Collected data

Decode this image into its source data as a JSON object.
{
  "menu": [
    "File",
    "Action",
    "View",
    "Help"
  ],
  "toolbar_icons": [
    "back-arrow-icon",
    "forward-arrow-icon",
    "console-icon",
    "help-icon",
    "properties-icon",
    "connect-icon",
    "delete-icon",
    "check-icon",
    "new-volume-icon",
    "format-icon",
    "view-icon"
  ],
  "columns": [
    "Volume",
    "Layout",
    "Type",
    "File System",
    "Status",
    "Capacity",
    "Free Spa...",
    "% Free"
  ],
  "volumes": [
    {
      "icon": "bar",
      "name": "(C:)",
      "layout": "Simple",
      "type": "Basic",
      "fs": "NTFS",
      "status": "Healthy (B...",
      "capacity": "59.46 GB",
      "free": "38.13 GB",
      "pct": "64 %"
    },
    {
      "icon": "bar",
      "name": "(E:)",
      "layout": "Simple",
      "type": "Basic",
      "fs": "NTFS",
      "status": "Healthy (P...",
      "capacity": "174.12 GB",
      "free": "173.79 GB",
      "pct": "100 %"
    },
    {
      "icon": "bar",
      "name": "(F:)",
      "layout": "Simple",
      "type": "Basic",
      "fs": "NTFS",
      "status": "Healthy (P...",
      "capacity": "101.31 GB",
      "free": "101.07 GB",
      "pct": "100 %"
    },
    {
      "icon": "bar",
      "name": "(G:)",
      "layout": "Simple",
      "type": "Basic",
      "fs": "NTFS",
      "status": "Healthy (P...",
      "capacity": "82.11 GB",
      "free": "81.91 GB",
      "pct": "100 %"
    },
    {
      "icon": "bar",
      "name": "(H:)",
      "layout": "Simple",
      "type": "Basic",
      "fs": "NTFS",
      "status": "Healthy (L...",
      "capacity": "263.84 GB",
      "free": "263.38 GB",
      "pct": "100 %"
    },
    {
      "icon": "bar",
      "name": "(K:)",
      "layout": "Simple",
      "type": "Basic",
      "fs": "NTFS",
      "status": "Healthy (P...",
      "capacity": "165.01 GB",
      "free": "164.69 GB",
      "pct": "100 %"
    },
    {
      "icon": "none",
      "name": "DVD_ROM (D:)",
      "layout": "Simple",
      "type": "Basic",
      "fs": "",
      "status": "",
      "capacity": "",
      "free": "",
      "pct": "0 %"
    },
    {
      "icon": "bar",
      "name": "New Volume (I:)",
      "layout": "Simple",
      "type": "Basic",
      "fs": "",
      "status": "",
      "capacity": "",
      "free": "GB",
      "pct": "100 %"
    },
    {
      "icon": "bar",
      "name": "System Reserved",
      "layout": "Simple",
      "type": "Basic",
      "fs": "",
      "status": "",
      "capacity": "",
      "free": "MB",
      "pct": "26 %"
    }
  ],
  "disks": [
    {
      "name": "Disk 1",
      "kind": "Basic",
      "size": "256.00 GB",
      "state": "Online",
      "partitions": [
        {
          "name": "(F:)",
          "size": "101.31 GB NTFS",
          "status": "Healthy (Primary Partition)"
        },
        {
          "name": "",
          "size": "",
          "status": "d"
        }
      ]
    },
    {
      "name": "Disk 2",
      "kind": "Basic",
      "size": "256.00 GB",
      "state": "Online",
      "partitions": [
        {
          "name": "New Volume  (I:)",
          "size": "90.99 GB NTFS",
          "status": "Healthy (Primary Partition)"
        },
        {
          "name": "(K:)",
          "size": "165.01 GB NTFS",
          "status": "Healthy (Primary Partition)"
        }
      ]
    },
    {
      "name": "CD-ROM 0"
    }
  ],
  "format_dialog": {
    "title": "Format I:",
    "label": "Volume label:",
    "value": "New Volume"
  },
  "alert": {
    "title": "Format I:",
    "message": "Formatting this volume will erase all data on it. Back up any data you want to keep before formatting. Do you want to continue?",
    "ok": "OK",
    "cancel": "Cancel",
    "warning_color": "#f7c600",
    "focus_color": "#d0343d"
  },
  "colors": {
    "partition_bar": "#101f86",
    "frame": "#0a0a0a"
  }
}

* * *

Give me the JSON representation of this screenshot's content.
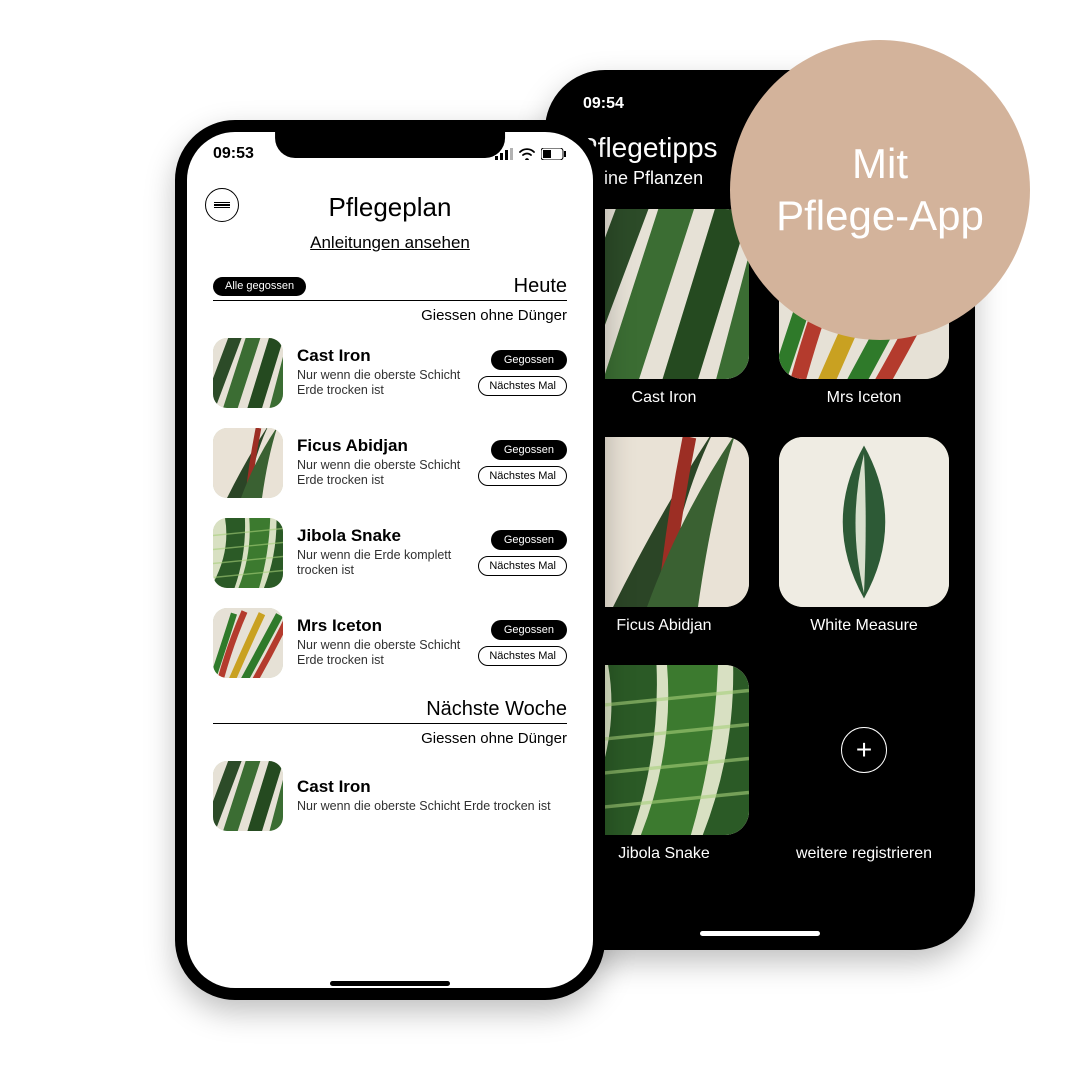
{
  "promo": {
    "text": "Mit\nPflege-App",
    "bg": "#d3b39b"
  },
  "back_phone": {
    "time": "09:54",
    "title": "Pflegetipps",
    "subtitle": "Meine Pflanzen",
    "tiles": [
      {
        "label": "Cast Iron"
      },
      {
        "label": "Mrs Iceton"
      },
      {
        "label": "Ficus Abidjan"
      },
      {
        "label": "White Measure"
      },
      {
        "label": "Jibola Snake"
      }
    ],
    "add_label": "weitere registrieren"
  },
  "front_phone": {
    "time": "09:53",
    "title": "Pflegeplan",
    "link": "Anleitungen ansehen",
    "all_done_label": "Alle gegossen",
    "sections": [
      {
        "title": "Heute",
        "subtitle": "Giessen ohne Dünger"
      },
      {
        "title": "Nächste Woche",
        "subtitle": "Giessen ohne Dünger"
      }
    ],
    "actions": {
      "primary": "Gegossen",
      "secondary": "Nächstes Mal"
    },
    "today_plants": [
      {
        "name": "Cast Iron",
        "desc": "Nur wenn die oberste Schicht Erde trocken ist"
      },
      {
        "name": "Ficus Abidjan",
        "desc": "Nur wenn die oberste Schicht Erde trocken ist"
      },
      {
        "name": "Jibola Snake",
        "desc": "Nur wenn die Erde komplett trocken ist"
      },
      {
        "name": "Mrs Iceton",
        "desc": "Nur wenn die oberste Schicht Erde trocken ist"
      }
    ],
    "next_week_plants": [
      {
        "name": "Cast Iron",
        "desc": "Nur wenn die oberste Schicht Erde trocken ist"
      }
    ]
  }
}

- **Aim of the task**: Find every line above that contains the word "this", and return each one.

- **Reply to the exercise**:
Decode this image into its source data as a JSON object.
    "message": "Formatting this volume will erase all data on it. Back up any data you want to keep before formatting. Do you want to continue?",
Give me the JSON representation of this screenshot's content.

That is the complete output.